[Recorded data]
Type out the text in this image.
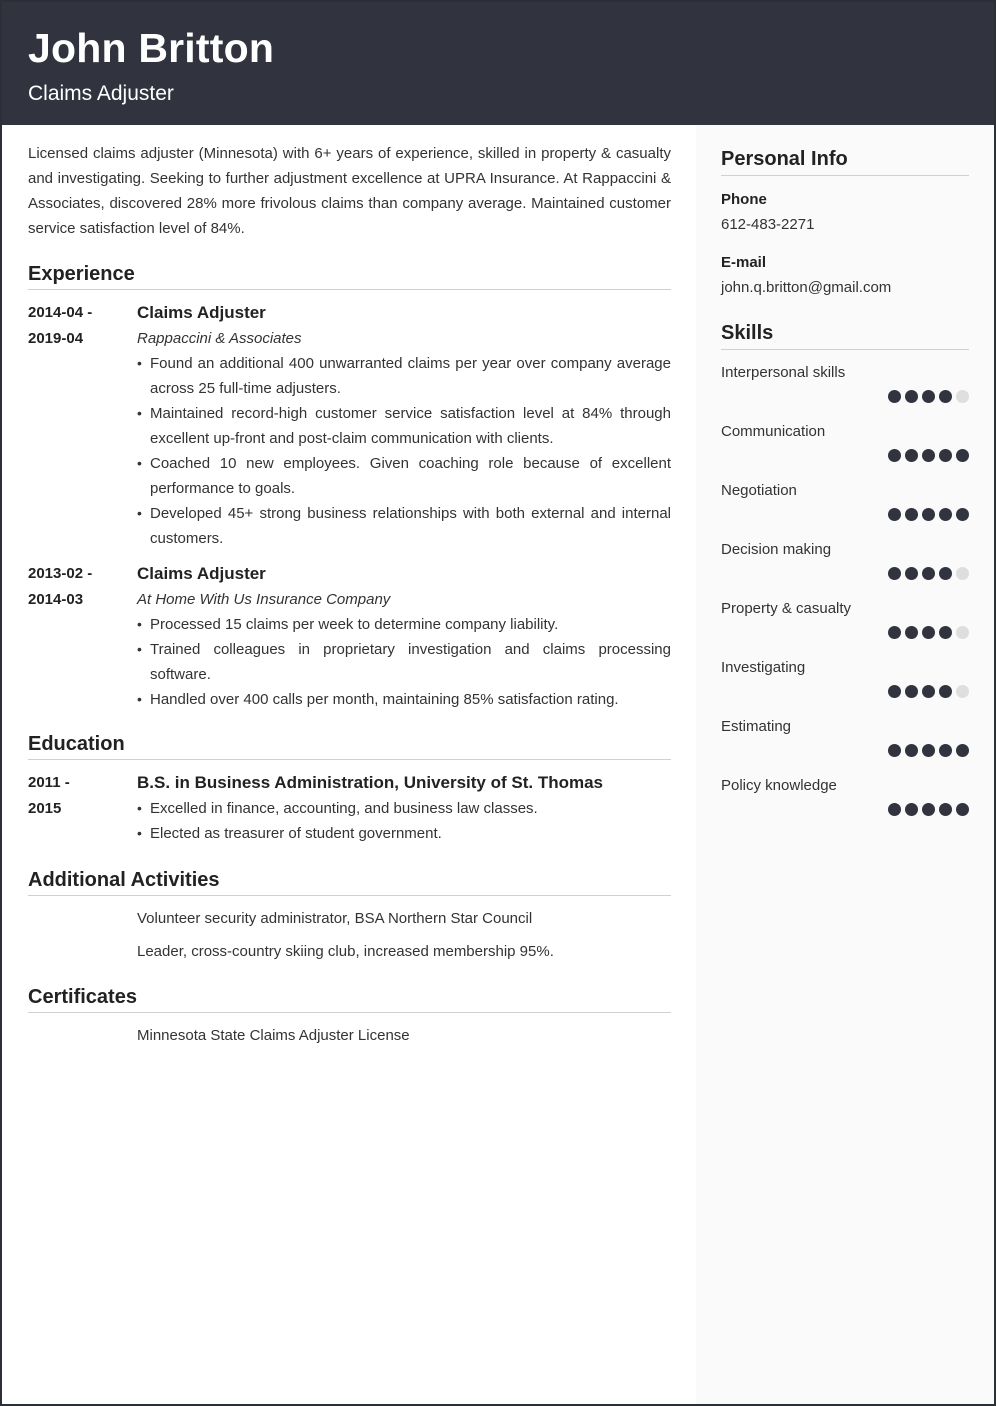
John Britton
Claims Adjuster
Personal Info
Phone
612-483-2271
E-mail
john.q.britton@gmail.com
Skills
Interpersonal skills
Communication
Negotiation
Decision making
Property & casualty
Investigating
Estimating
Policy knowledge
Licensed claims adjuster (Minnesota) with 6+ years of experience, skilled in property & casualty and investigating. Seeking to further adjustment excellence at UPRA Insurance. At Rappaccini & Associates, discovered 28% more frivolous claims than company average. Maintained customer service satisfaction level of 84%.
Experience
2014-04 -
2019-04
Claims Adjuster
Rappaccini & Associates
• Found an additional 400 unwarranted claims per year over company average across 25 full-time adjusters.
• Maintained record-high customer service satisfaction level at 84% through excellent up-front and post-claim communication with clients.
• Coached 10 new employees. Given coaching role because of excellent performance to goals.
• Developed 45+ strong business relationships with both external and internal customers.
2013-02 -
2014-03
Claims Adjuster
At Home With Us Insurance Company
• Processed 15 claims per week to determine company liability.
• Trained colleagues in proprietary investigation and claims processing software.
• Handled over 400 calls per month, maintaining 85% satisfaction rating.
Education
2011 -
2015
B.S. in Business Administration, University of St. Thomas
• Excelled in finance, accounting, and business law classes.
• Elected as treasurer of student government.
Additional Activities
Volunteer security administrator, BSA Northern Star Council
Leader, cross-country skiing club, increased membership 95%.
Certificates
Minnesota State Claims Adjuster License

- [WHAT IS ASKED]
Make an exact copy of the data, leaving its pictures out.

- [FULL SOLUTION]
Type out the text in this image.
John Britton
Claims Adjuster
Personal Info
Phone
612-483-2271
E-mail
john.q.britton@gmail.com
Skills
Interpersonal skills
Communication
Negotiation
Decision making
Property & casualty
Investigating
Estimating
Policy knowledge
Licensed claims adjuster (Minnesota) with 6+ years of experience, skilled in property & casualty and investigating. Seeking to further adjustment excellence at UPRA Insurance. At Rappaccini & Associates, discovered 28% more frivolous claims than company average. Maintained customer service satisfaction level of 84%.
Experience
2014-04 -
2019-04
Claims Adjuster
Rappaccini & Associates
• Found an additional 400 unwarranted claims per year over company average across 25 full-time adjusters.
• Maintained record-high customer service satisfaction level at 84% through excellent up-front and post-claim communication with clients.
• Coached 10 new employees. Given coaching role because of excellent performance to goals.
• Developed 45+ strong business relationships with both external and internal customers.
2013-02 -
2014-03
Claims Adjuster
At Home With Us Insurance Company
• Processed 15 claims per week to determine company liability.
• Trained colleagues in proprietary investigation and claims processing software.
• Handled over 400 calls per month, maintaining 85% satisfaction rating.
Education
2011 -
2015
B.S. in Business Administration, University of St. Thomas
• Excelled in finance, accounting, and business law classes.
• Elected as treasurer of student government.
Additional Activities
Volunteer security administrator, BSA Northern Star Council
Leader, cross-country skiing club, increased membership 95%.
Certificates
Minnesota State Claims Adjuster License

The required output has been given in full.